**DOCUMENT EXTRACT**
====================

If you want to argue the whole “politics of the possible” thing, that’s fine, but the fact is that you’d have to be insane to think that having multiple, highly regulated private insurers is in any rational sense to be preferred to single payer.
FlipYrWhig
@liberal: I mean, no one ever criticizes how their own profession works.
liberal
@D58826: You’re out of your goddamn mind. We have socialism for banks, at least the TBTF ones. Only for the losses, though.
Richard Mayhew
@liberal: 2 comments.
Single payer or universal coverage — which goal is more important to you? Single payer is neither necessary nor sufficient for universal coverage. My preference is universal coverage which means working within the American political framework and acknowledging massive path dependencies and interest groups involved in the system as it is and as it could be modified.
As I have stated before, in the past year when I have not been looking for work, I’ve been interviewed and head hunted half a dozen times for jobs. Four of those positions would be out of the health insurance field. I would not worry to much about my family’s economic security if single payer was implemented by Alien Space Bats tomorrow.

====================

**Records from a data collection**
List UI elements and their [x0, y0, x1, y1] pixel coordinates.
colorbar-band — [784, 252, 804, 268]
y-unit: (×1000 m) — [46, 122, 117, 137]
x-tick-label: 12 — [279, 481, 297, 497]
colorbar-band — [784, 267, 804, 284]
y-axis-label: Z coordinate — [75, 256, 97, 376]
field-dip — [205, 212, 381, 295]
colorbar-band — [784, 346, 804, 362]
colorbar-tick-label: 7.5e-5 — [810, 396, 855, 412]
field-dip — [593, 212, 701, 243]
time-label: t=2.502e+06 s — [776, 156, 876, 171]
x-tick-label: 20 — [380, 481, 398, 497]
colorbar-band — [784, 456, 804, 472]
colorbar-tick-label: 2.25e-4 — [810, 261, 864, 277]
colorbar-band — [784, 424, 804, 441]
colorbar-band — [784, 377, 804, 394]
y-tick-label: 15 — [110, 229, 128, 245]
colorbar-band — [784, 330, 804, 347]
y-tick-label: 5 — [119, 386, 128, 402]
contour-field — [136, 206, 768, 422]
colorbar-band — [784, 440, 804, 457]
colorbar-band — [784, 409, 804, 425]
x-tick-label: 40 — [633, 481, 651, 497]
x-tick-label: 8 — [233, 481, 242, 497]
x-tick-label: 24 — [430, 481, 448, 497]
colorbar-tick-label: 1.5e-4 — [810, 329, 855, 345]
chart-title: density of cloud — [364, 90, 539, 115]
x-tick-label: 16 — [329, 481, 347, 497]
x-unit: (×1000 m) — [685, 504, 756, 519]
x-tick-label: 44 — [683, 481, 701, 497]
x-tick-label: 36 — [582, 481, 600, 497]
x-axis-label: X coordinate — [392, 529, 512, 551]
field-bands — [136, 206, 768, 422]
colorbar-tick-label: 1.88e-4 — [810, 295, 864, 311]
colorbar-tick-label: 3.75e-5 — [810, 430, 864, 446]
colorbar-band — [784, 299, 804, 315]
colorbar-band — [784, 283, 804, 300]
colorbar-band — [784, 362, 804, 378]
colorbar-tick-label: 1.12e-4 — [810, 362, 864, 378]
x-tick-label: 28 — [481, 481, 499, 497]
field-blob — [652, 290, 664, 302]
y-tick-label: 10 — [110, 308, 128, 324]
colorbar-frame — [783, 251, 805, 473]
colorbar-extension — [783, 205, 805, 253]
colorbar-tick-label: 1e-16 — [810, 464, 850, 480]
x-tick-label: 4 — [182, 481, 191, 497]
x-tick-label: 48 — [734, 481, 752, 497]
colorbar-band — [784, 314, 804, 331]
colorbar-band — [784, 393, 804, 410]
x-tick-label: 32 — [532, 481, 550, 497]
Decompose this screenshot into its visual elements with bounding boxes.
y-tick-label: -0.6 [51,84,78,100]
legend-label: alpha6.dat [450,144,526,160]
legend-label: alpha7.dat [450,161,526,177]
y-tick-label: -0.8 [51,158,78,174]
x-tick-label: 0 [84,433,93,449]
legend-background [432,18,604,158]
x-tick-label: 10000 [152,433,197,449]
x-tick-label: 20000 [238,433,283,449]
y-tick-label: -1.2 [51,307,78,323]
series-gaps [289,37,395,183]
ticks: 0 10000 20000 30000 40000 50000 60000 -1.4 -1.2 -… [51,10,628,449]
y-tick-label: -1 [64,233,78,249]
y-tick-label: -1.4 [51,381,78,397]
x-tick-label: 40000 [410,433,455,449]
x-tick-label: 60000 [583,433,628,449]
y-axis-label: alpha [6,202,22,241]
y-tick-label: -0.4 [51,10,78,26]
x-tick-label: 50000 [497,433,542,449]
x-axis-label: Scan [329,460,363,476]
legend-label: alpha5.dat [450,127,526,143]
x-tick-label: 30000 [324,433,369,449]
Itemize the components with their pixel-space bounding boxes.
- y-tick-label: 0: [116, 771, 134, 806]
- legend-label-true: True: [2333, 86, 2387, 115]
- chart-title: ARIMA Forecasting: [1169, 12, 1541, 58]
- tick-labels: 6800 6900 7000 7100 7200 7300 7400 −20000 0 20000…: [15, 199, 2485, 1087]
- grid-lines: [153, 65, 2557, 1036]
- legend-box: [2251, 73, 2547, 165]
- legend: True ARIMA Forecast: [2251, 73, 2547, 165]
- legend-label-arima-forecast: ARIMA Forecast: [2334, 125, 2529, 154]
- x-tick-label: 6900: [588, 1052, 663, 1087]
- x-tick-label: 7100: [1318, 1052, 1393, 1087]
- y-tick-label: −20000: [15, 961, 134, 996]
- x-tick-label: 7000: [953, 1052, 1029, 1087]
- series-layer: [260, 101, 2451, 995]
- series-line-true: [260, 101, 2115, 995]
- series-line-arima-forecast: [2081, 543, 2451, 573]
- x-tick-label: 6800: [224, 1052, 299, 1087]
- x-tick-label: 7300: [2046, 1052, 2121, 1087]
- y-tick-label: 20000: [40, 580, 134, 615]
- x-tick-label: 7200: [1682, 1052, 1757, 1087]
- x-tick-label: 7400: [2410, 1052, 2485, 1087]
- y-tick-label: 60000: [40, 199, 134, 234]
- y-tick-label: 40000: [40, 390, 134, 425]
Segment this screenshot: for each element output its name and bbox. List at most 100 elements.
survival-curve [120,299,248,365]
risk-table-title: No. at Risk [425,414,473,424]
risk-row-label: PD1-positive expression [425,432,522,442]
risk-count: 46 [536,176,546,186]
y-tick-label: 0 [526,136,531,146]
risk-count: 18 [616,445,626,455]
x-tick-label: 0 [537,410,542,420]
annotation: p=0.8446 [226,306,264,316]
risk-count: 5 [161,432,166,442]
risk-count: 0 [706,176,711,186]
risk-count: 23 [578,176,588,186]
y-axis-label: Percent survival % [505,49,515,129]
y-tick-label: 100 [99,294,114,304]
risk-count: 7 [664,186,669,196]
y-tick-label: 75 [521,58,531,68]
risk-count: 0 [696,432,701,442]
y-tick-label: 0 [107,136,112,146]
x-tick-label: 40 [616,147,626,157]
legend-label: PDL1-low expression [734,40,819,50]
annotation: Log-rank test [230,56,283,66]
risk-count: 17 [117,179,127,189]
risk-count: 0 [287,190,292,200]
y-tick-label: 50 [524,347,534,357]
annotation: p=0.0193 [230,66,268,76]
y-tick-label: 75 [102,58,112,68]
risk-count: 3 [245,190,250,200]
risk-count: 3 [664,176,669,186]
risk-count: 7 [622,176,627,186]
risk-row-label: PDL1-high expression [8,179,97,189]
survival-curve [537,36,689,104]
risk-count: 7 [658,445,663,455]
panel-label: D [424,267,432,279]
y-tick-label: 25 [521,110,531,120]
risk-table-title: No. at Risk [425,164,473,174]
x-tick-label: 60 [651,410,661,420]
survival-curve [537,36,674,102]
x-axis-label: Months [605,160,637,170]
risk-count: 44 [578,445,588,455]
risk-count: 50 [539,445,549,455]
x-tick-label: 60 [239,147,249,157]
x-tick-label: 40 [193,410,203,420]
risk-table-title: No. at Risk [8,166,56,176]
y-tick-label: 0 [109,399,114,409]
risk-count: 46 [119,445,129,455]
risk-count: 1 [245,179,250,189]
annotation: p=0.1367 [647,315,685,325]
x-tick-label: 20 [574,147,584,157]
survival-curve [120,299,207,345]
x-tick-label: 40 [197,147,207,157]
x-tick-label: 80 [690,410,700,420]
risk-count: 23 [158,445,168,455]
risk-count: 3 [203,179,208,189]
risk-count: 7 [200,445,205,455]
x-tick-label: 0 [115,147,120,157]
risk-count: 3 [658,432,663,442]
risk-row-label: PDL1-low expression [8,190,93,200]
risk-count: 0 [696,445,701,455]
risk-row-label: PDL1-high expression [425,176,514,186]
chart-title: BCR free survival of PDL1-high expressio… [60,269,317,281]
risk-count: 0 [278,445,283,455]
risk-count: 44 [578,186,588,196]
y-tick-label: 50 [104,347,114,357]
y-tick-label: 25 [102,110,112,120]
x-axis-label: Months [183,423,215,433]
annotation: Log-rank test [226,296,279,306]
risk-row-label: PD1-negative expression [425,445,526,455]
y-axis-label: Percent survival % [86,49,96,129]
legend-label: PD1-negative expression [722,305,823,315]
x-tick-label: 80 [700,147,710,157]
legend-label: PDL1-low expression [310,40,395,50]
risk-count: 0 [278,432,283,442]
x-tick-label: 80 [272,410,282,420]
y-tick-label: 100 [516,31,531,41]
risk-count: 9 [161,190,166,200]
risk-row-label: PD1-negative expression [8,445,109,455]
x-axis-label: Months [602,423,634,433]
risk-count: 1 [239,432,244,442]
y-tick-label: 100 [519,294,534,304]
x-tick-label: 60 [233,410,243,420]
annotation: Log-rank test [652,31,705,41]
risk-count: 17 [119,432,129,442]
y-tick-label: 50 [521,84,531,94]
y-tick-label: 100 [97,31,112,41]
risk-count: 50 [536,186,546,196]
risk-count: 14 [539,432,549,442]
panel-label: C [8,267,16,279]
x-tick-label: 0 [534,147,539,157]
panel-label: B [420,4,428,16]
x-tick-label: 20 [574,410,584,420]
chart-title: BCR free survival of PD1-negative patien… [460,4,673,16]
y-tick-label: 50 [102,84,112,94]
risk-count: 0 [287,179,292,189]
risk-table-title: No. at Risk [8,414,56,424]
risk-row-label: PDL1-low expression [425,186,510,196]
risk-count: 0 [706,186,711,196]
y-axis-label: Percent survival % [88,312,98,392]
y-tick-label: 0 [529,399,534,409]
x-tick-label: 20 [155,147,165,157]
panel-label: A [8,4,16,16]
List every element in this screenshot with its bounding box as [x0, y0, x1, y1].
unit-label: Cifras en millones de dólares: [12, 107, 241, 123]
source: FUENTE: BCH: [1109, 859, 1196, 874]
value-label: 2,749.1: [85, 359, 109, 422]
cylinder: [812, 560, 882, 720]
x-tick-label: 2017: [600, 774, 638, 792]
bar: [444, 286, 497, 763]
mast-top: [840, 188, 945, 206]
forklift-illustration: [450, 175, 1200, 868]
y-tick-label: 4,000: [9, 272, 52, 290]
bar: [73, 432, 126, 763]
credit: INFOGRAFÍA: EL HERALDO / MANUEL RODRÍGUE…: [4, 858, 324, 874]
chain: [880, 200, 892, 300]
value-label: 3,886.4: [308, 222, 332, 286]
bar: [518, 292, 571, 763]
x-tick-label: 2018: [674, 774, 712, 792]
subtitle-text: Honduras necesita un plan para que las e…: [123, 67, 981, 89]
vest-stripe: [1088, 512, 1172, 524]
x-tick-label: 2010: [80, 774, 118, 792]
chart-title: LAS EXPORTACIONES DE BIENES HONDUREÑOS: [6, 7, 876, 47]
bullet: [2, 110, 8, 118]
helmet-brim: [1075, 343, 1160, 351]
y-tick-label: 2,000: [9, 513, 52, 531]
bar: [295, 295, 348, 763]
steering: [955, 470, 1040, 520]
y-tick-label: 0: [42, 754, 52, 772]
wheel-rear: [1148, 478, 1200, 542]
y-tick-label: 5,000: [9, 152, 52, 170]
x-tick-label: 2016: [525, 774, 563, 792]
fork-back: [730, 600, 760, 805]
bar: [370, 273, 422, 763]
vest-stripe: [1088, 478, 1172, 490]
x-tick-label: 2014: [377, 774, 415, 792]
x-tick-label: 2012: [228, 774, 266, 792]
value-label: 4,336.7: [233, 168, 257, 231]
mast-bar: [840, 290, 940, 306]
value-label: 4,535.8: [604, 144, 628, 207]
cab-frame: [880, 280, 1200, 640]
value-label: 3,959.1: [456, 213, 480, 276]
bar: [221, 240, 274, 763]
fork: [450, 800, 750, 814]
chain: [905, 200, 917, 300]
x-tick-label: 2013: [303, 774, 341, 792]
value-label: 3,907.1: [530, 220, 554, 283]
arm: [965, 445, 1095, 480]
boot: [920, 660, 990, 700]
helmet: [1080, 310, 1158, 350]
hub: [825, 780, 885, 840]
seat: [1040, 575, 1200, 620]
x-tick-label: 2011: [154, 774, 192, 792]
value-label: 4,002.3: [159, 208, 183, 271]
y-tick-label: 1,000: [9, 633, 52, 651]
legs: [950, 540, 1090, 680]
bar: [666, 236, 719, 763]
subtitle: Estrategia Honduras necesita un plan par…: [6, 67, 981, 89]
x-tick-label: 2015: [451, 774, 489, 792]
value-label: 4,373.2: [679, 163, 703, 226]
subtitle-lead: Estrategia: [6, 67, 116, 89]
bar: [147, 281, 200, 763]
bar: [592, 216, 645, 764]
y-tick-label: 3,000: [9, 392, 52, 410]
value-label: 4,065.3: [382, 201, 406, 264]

====================

**EXERCISE BRIEF**
Reproduce the comment thread on single payer from "If you want" up to and including "the losses, though.".

**ANSWER SPACE**
If you want to argue the whole “politics of the possible” thing, that’s fine, but the fact is that you’d have to be insane to think that having multiple, highly regulated private insurers is in any rational sense to be preferred to single payer.
FlipYrWhig
@liberal: I mean, no one ever criticizes how their own profession works.
liberal
@D58826: You’re out of your goddamn mind. We have socialism for banks, at least the TBTF ones. Only for the losses, though.